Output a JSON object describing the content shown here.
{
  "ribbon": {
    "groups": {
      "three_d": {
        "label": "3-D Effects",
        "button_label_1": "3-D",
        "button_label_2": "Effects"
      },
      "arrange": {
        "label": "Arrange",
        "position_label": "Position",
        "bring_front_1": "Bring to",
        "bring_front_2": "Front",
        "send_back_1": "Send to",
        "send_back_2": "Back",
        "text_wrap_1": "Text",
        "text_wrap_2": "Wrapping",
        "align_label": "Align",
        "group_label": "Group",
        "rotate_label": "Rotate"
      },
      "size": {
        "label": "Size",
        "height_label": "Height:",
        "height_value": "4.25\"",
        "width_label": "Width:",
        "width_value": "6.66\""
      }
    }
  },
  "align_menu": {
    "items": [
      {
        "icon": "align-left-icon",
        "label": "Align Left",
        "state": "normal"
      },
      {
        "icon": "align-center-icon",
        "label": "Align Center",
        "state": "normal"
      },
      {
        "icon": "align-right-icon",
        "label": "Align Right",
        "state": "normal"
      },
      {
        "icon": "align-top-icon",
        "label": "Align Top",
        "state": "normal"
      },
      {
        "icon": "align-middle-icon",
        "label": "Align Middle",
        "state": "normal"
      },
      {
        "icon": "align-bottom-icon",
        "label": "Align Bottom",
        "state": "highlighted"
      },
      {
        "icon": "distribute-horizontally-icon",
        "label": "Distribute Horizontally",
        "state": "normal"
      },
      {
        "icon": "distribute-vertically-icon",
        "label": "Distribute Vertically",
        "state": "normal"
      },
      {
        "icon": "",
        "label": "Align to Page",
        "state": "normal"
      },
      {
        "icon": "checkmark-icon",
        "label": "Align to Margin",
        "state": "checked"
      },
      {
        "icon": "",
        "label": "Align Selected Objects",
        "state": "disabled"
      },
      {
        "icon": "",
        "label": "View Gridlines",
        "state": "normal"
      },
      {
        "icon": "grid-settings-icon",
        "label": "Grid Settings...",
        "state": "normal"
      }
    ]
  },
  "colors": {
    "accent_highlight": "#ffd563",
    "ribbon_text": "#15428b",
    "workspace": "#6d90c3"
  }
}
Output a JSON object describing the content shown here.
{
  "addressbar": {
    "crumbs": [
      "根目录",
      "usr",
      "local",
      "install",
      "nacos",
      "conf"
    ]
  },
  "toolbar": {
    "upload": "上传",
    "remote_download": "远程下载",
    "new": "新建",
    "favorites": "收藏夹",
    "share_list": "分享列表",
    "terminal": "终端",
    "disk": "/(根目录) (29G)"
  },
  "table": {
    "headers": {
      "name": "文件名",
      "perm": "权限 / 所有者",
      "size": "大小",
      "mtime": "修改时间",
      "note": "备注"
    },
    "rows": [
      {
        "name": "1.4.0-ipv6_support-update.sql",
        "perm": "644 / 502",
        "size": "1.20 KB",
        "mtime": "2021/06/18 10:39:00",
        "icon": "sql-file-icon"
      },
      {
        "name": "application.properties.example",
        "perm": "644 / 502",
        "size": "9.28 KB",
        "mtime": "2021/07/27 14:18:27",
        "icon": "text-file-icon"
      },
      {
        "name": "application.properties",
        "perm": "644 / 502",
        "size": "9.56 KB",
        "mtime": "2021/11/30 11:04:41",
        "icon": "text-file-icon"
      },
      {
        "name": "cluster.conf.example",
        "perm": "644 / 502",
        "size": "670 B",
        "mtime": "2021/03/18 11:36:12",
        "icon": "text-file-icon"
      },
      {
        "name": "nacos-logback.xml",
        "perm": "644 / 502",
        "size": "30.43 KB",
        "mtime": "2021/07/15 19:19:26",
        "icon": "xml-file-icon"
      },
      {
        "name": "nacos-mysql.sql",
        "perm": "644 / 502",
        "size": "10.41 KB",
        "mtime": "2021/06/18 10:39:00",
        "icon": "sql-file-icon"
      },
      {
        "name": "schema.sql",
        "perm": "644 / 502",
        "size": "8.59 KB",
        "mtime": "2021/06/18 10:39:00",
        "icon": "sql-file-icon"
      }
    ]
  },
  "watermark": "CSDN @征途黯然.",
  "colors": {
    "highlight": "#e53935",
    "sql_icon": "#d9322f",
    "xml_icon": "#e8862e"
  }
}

§ §

Tally the lines above that contain the word "mtime", and reply with only the number.

The reply: 8